▶ Job: Below are some records. Pull every line that contains the word "Dives".

[Records about charts and figures]
______________________________
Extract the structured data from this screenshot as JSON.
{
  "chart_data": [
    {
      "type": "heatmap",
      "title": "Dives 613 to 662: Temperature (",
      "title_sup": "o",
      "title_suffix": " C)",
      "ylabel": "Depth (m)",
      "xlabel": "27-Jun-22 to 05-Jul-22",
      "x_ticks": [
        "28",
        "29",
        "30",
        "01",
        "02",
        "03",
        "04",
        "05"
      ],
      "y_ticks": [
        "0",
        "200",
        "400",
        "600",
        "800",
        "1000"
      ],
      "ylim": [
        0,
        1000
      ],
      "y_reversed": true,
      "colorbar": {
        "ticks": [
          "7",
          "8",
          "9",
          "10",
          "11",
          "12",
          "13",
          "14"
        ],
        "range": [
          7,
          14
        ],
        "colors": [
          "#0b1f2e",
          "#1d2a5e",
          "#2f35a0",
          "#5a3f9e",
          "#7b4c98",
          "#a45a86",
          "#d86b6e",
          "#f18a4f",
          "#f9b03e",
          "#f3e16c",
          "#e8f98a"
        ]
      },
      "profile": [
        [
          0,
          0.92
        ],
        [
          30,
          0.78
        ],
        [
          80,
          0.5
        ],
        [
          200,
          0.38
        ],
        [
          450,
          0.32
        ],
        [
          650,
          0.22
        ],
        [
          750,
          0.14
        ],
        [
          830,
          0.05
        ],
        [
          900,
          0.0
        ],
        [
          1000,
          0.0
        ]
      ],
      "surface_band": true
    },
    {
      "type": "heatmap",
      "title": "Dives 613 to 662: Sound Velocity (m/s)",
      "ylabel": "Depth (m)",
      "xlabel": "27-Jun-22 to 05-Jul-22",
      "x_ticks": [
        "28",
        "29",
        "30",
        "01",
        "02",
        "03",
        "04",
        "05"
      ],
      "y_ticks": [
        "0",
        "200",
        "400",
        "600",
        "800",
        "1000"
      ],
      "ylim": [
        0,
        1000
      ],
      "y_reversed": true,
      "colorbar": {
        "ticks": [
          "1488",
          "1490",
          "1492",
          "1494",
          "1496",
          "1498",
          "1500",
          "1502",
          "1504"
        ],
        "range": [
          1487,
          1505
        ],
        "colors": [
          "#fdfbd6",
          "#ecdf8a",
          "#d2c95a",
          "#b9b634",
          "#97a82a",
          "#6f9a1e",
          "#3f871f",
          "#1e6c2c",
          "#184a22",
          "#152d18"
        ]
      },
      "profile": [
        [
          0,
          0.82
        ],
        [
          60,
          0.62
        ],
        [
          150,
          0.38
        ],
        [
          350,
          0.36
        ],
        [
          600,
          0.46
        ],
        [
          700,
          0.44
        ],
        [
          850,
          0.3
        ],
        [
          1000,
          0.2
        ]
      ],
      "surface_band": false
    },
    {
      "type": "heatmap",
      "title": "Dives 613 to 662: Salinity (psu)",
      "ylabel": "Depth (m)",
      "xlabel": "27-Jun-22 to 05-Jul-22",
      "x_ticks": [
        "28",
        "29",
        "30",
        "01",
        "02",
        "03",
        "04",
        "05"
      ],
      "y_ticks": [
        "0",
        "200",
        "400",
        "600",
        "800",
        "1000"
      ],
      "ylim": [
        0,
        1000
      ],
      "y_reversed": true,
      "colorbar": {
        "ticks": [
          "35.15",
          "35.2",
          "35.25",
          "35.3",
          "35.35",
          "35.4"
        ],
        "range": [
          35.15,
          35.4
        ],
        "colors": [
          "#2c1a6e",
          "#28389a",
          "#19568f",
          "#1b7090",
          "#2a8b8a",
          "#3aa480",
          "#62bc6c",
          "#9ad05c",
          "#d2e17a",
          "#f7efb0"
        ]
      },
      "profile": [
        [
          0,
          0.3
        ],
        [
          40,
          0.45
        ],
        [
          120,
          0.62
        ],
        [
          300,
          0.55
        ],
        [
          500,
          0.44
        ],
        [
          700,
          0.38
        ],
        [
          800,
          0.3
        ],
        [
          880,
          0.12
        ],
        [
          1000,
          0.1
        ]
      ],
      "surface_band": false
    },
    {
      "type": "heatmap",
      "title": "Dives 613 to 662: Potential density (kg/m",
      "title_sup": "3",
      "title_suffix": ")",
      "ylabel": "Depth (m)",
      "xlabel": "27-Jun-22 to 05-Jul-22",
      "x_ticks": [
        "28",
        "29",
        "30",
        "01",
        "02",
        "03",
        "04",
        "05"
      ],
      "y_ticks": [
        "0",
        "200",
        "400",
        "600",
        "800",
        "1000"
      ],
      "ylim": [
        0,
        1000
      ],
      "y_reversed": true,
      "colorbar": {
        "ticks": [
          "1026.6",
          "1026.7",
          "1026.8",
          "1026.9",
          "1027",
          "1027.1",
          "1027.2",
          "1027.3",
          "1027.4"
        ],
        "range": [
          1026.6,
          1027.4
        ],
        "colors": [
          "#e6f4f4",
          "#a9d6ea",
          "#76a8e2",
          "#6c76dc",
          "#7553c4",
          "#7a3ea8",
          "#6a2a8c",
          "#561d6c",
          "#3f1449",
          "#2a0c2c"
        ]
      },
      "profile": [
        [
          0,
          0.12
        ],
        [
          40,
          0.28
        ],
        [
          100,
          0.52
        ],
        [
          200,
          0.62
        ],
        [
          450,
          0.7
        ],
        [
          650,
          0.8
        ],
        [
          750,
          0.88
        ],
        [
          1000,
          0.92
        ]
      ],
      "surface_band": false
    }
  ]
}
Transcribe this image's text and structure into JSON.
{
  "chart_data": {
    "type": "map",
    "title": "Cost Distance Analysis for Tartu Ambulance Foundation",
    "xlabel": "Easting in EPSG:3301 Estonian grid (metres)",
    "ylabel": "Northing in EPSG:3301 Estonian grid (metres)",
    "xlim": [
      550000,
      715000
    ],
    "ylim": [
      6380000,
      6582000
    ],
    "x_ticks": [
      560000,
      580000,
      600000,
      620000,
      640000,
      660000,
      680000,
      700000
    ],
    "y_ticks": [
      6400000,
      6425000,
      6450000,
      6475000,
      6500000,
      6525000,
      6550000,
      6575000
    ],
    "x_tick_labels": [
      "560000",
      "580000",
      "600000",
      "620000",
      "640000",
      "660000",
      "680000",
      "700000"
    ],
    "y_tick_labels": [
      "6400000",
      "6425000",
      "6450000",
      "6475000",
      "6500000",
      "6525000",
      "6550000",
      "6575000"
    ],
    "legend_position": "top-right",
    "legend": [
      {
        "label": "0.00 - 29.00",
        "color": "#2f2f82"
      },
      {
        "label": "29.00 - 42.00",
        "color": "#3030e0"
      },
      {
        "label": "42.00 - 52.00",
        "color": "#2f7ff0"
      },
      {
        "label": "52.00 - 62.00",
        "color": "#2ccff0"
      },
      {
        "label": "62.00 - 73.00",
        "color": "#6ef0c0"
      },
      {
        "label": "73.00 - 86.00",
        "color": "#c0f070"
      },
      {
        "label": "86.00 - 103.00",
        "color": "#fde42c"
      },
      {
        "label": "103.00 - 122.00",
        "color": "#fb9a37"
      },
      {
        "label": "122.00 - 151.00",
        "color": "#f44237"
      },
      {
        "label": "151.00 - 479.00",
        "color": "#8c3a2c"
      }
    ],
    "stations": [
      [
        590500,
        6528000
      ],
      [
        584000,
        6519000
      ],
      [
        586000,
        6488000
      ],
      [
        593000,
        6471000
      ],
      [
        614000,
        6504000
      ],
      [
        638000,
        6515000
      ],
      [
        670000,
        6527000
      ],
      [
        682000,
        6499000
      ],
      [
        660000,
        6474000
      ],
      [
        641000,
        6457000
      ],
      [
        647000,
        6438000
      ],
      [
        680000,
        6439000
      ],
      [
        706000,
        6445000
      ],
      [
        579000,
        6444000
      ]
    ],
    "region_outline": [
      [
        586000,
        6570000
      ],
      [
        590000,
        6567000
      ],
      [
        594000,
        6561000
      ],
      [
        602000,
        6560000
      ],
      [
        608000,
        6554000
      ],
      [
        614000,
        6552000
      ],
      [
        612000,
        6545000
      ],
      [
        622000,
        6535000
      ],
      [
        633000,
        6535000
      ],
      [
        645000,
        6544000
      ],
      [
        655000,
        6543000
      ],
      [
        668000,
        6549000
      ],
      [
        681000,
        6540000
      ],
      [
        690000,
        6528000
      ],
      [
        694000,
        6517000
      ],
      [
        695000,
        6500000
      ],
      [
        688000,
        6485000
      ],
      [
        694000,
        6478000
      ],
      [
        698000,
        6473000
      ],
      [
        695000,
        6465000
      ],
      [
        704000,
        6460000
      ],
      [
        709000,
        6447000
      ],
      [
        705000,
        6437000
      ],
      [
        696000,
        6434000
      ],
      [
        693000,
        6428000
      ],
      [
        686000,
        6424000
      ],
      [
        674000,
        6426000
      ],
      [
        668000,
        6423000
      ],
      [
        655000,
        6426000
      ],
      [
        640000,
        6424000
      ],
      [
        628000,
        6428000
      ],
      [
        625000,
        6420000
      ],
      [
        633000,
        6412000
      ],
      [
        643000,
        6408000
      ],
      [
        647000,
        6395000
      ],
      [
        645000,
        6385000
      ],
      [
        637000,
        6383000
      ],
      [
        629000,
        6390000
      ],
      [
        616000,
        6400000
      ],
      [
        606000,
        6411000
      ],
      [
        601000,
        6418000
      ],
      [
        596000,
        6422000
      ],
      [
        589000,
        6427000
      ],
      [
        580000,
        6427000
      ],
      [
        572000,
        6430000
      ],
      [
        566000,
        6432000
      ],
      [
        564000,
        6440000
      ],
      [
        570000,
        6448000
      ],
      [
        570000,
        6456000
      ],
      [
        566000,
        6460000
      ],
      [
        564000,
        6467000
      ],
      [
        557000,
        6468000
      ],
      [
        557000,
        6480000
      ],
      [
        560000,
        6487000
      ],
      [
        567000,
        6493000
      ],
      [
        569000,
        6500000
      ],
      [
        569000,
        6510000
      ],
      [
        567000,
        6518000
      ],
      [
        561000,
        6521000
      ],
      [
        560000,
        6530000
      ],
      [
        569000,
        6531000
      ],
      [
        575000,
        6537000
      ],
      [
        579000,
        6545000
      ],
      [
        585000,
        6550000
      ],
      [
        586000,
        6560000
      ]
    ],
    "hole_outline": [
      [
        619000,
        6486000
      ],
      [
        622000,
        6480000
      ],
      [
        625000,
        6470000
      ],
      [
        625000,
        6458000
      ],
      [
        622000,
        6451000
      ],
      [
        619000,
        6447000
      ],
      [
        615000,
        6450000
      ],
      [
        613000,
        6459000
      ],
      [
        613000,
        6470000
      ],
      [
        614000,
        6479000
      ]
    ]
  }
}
______________________________
▶ Solved exercise:
      "title": "Dives 613 to 662: Temperature (",
      "title": "Dives 613 to 662: Sound Velocity (m/s)",
      "title": "Dives 613 to 662: Salinity (psu)",
      "title": "Dives 613 to 662: Potential density (kg/m",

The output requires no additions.